[Activity A]: According to the figure caption in the T. gondii excerpt, what did researchers measure in the mice's brains at 3 or 4 weeks after infection? List every item.
[Activity B]:
Does the T. gondii excerpt support each statement below? Answer yes or no, and quote the words that decide it.
(i) Both strains of mice lack T and B cells.
(ii) Sulfadiazine treatment began 3 days after infection.
(iii) Each experimental group had 12 mice for quantification of BAG1 mRNA.

[Source text]:
*** Begin section ***

2.6. Statistical Analysis
Levels of difference between experimental groups were determined by Mann-Whitney test (GraphPad Prism, La Jolla, CA). When multiple comparisons were performed within a single experiment, corrected P value (Pc) was calculated by multiplying the P value by the number of comparisons performed within the experiment. Differences which provided P<0.05 for a single comparison or Pc<0.05 for multiple comparisons were considered significant.
3. Results and discussion
RAG1−/− and RAG1−/−NOS2−/− mice were infected and treated with sulfadiazine to control tachyzoite proliferation and establish a chronic infection in their brains. Both groups of mice lack T and B cells. Only difference between these two strains is the presence (the former) or absence of NOS2 (the latter) in innate immune cells. At 3–4 weeks after infection, 2.8 times larger numbers of cysts were detected in the brains of RAG1−/−NOS2−/− than RAG1−/− mice (P<0.05, Fig. 1A). Consistently, amounts of mRNA for bradyzoite-specific BAG1 were about twice greater in the former than latter (Fig. 1B, P<0.05). Increased levels of NOS2 mRNA were detected in the brains of only infected RAG1−/− mice as expected (P<0.001, Fig. 1C). These results indicate that the innate immune responses mediated by NOS2 are important for the protective immunity to restrict formation of T. gondii cysts in the brain.
Figure 1.
NOS2-mediated innate immunity is important for inhibiting formation of T. gondii cysts in the brain. RAG1−/− and RAG1−/−NOS2−/− mice were infected with 20 cysts of the ME49 strain perorally and treated with sulfadiazine beginning at 9 days after infection to establish a chronic infection in their brains. At 3 or 4 weeks after infection, numbers of T. gondii cysts (A) and the amounts of bradyzoite-specific BAG1 mRNA (B) and NOS2 (C) in their brains were measured. All data represent mean ± SEM. The data from two independent studies were combined. In total, there were 12 mice in each experimental group for cyst counting and 10 mice in each experimental group for quantification of mRNA for BAG1 and NOS2. *P<0.05 and ***P<0.001.

*** End section ***

(Stored data entries)
*** Begin section ***

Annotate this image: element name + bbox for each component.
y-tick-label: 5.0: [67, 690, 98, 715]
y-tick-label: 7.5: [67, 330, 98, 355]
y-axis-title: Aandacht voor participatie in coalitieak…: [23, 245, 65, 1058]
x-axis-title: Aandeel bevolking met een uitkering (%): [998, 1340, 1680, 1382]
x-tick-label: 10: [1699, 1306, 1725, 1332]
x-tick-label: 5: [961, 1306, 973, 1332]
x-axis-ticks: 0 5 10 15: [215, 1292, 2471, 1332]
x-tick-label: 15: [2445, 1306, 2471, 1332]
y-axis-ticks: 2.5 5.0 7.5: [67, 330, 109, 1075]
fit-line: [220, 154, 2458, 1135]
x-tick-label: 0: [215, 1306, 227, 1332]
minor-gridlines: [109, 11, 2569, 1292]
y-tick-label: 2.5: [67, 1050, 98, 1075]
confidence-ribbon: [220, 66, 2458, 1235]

*** End section ***

[Written solution A]:
- Numbers of T. gondii cysts (A)
- Amounts of bradyzoite-specific BAG1 mRNA (B)
- Amounts of NOS2 mRNA (C)

[Written solution B]:
(i) Yes: "Both groups of mice lack T and B cells."
(ii) No: "treated with sulfadiazine beginning at 9 days after infection"
(iii) No: "10 mice in each experimental group for quantification of mRNA for BAG1 and NOS2"